# START OF Supplied data
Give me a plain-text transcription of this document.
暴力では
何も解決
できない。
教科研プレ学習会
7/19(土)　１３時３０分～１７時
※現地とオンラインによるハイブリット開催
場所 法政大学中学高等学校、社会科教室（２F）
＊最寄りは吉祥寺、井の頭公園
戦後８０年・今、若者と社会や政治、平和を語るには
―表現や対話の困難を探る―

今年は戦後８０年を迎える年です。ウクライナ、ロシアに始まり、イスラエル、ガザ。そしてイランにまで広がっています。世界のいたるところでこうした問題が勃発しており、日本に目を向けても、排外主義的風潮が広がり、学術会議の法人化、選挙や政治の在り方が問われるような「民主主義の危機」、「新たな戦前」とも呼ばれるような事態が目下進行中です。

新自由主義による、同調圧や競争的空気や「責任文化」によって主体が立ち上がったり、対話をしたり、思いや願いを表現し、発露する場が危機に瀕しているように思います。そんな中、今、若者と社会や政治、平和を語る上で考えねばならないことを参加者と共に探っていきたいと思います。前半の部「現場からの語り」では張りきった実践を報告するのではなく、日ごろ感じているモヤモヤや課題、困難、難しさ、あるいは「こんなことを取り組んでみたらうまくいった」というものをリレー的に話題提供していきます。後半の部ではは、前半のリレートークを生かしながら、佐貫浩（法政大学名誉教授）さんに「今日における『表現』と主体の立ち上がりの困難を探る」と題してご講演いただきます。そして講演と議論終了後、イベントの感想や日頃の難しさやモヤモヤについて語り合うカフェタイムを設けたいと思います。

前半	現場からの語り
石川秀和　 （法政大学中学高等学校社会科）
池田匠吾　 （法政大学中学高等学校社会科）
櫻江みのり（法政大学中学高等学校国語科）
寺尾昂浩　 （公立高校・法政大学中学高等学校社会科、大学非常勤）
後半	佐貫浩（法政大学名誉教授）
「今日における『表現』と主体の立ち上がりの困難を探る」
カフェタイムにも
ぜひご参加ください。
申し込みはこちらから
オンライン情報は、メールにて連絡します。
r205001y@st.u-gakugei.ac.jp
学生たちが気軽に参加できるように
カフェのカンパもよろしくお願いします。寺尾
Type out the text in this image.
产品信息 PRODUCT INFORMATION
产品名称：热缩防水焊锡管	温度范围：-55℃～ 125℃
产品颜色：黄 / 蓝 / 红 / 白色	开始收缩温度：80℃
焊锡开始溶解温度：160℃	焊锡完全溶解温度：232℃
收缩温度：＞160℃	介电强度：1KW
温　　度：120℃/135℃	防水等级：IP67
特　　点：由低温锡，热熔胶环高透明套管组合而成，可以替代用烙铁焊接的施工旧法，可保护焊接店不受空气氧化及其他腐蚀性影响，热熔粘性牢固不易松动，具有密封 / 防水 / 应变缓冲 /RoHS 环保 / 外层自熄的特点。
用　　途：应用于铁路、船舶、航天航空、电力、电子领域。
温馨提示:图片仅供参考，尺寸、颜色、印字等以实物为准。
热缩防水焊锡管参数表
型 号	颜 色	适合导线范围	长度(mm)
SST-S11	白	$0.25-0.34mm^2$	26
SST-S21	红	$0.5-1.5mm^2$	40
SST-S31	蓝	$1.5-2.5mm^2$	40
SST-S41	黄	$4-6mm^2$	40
# END OF Supplied data
Problem description: Go through the records above and set each one down exactly, please.

Correct response:
Give me a plain-text transcription of this document.
暴力では
何も解決
できない。
教科研プレ学習会
7/19(土)　１３時３０分～１７時
※現地とオンラインによるハイブリット開催
場所 法政大学中学高等学校、社会科教室（２F）
＊最寄りは吉祥寺、井の頭公園
戦後８０年・今、若者と社会や政治、平和を語るには
―表現や対話の困難を探る―

今年は戦後８０年を迎える年です。ウクライナ、ロシアに始まり、イスラエル、ガザ。そしてイランにまで広がっています。世界のいたるところでこうした問題が勃発しており、日本に目を向けても、排外主義的風潮が広がり、学術会議の法人化、選挙や政治の在り方が問われるような「民主主義の危機」、「新たな戦前」とも呼ばれるような事態が目下進行中です。

新自由主義による、同調圧や競争的空気や「責任文化」によって主体が立ち上がったり、対話をしたり、思いや願いを表現し、発露する場が危機に瀕しているように思います。そんな中、今、若者と社会や政治、平和を語る上で考えねばならないことを参加者と共に探っていきたいと思います。前半の部「現場からの語り」では張りきった実践を報告するのではなく、日ごろ感じているモヤモヤや課題、困難、難しさ、あるいは「こんなことを取り組んでみたらうまくいった」というものをリレー的に話題提供していきます。後半の部ではは、前半のリレートークを生かしながら、佐貫浩（法政大学名誉教授）さんに「今日における『表現』と主体の立ち上がりの困難を探る」と題してご講演いただきます。そして講演と議論終了後、イベントの感想や日頃の難しさやモヤモヤについて語り合うカフェタイムを設けたいと思います。

前半	現場からの語り
石川秀和　 （法政大学中学高等学校社会科）
池田匠吾　 （法政大学中学高等学校社会科）
櫻江みのり（法政大学中学高等学校国語科）
寺尾昂浩　 （公立高校・法政大学中学高等学校社会科、大学非常勤）
後半	佐貫浩（法政大学名誉教授）
「今日における『表現』と主体の立ち上がりの困難を探る」
カフェタイムにも
ぜひご参加ください。
申し込みはこちらから
オンライン情報は、メールにて連絡します。
r205001y@st.u-gakugei.ac.jp
学生たちが気軽に参加できるように
カフェのカンパもよろしくお願いします。寺尾
Type out the text in this image.
产品信息 PRODUCT INFORMATION
产品名称：热缩防水焊锡管	温度范围：-55℃～ 125℃
产品颜色：黄 / 蓝 / 红 / 白色	开始收缩温度：80℃
焊锡开始溶解温度：160℃	焊锡完全溶解温度：232℃
收缩温度：＞160℃	介电强度：1KW
温　　度：120℃/135℃	防水等级：IP67
特　　点：由低温锡，热熔胶环高透明套管组合而成，可以替代用烙铁焊接的施工旧法，可保护焊接店不受空气氧化及其他腐蚀性影响，热熔粘性牢固不易松动，具有密封 / 防水 / 应变缓冲 /RoHS 环保 / 外层自熄的特点。
用　　途：应用于铁路、船舶、航天航空、电力、电子领域。
温馨提示:图片仅供参考，尺寸、颜色、印字等以实物为准。
热缩防水焊锡管参数表
型 号	颜 色	适合导线范围	长度(mm)
SST-S11	白	$0.25-0.34mm^2$	26
SST-S21	红	$0.5-1.5mm^2$	40
SST-S31	蓝	$1.5-2.5mm^2$	40
SST-S41	黄	$4-6mm^2$	40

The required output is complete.